Record set >>
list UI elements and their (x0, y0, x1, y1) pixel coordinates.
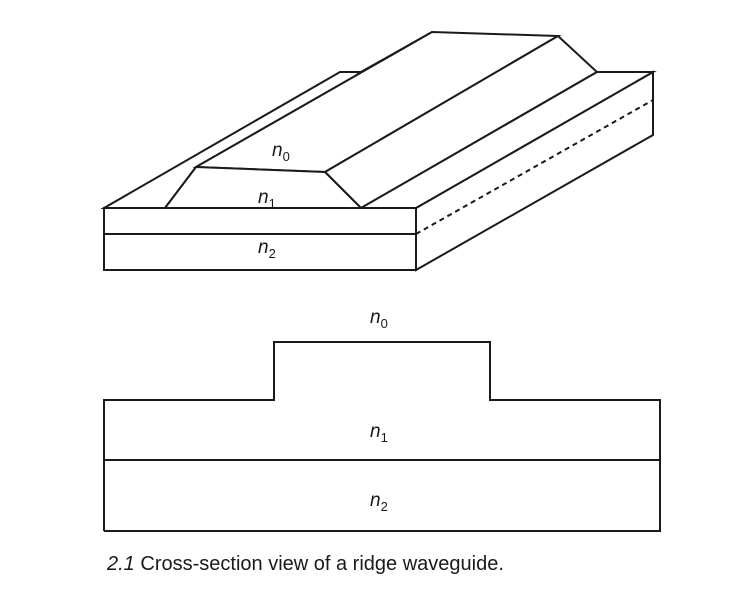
ridge-front-face (162, 165, 364, 209)
layer-interface-dashed (415, 99, 654, 235)
isometric-view: n0 n1 n2 (100, 30, 657, 272)
right-top-strip (357, 71, 657, 209)
cross-section-outline (103, 341, 661, 532)
ridge-waveguide-diagram: n0 n1 n2 n0 n1 n2 (100, 30, 661, 532)
cs-label-n2: n2 (370, 490, 388, 514)
iso-label-n2: n2 (258, 237, 276, 261)
iso-label-n1: n1 (258, 187, 276, 211)
caption-text: Cross-section view of a ridge waveguide. (140, 553, 504, 575)
cs-label-n0: n0 (370, 307, 388, 331)
figure-number: 2.1 (107, 553, 135, 575)
figure-caption: 2.1 Cross-section view of a ridge wavegu… (107, 553, 504, 576)
iso-label-n0: n0 (272, 140, 290, 164)
cross-section-view: n0 n1 n2 (103, 307, 661, 532)
cs-label-n1: n1 (370, 421, 388, 445)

What you will do >> Rewrite the lines from the line with "ridge-front-face (162, 165, 364, 209)" to the line with "iso-label-n1: n1 (258, 187, 276, 211)", both included, as a Markdown table with the columns Row and Line, leaving out any blank lines.

Written answer >>
| Row | Line |
|---|---|
| 1 | ridge-front-face (162, 165, 364, 209) |
| 2 | layer-interface-dashed (415, 99, 654, 235) |
| 3 | isometric-view: n0 n1 n2 (100, 30, 657, 272) |
| 4 | right-top-strip (357, 71, 657, 209) |
| 5 | cross-section-outline (103, 341, 661, 532) |
| 6 | ridge-waveguide-diagram: n0 n1 n2 n0 n1 n2 (100, 30, 661, 532) |
| 7 | cs-label-n2: n2 (370, 490, 388, 514) |
| 8 | iso-label-n2: n2 (258, 237, 276, 261) |
| 9 | iso-label-n1: n1 (258, 187, 276, 211) |